Written task
In the listing below, identify each line with the word "label" and return those lines.

Listing

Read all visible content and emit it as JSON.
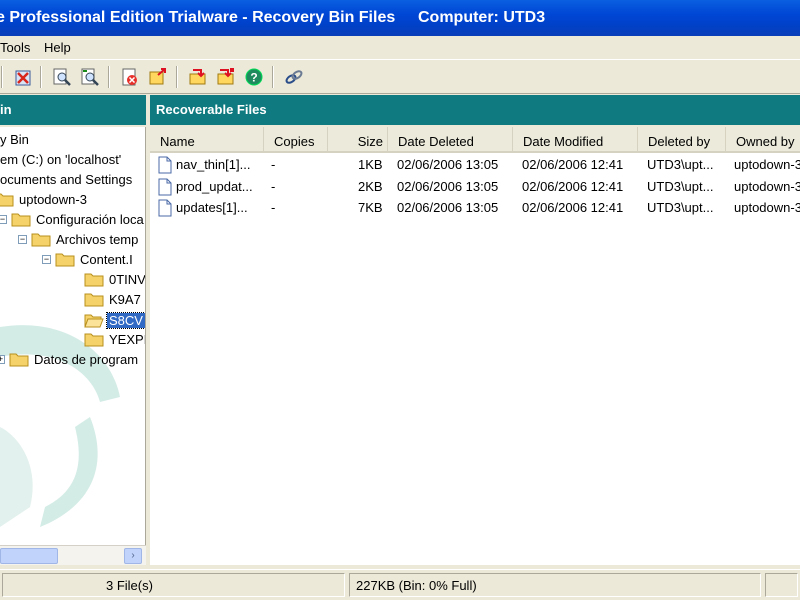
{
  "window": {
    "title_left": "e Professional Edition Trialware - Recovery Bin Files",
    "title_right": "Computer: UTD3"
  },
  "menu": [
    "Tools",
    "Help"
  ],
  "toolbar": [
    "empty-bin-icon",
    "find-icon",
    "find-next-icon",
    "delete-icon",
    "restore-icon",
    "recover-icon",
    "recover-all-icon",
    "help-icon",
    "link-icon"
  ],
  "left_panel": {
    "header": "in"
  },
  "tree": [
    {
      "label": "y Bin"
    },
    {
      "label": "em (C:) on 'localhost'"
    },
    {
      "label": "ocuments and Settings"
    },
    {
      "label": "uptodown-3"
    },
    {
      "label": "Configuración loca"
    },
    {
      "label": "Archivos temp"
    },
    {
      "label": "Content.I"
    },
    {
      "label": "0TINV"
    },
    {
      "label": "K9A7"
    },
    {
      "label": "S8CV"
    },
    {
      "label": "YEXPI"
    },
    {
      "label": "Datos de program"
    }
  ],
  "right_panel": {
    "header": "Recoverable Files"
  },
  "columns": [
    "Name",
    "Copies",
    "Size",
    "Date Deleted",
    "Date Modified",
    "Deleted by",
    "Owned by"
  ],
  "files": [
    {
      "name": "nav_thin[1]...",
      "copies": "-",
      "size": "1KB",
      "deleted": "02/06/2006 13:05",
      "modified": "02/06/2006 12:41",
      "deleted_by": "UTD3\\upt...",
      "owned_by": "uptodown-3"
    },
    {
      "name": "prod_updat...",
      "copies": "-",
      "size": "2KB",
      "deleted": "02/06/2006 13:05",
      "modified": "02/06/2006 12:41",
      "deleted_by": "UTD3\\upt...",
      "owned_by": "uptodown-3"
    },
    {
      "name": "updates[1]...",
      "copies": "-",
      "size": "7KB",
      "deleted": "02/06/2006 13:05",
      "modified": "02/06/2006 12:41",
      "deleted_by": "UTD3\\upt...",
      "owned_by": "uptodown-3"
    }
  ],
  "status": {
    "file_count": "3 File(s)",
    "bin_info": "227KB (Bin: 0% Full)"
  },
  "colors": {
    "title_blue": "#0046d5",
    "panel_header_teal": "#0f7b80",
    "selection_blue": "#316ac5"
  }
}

...

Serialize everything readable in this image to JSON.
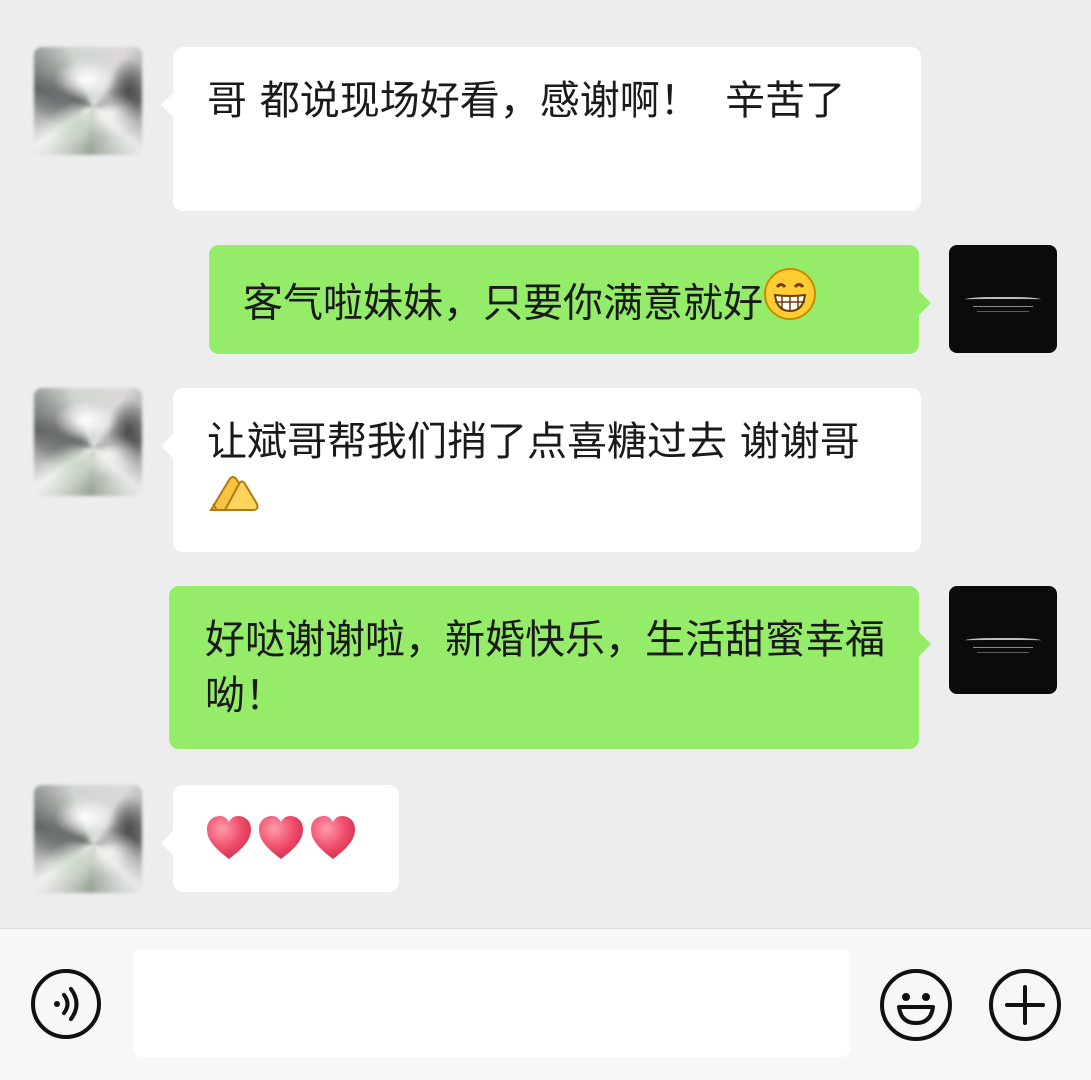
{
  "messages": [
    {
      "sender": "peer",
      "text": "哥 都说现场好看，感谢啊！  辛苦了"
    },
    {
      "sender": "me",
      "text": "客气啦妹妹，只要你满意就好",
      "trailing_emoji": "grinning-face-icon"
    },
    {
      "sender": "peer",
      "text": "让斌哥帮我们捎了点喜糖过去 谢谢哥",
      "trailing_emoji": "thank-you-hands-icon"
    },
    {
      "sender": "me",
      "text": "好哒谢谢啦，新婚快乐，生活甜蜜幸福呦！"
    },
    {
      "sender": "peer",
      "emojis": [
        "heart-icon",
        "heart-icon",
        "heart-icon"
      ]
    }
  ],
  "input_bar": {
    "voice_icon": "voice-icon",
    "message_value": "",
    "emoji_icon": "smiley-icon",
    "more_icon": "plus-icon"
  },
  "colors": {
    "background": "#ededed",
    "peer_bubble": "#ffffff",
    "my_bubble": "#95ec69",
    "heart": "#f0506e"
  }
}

Problem solution
      "label": "y Bin"
      "label": "em (C:) on 'localhost'"
      "label": "ocuments and Settings"
      "label": "uptodown-3"
      "label": "Configuración loca"
      "label": "Archivos temp"
      "label": "Content.I"
      "label": "0TINV"
      "label": "K9A7"
      "label": "S8CV"
      "label": "YEXPI"
      "label": "Datos de program"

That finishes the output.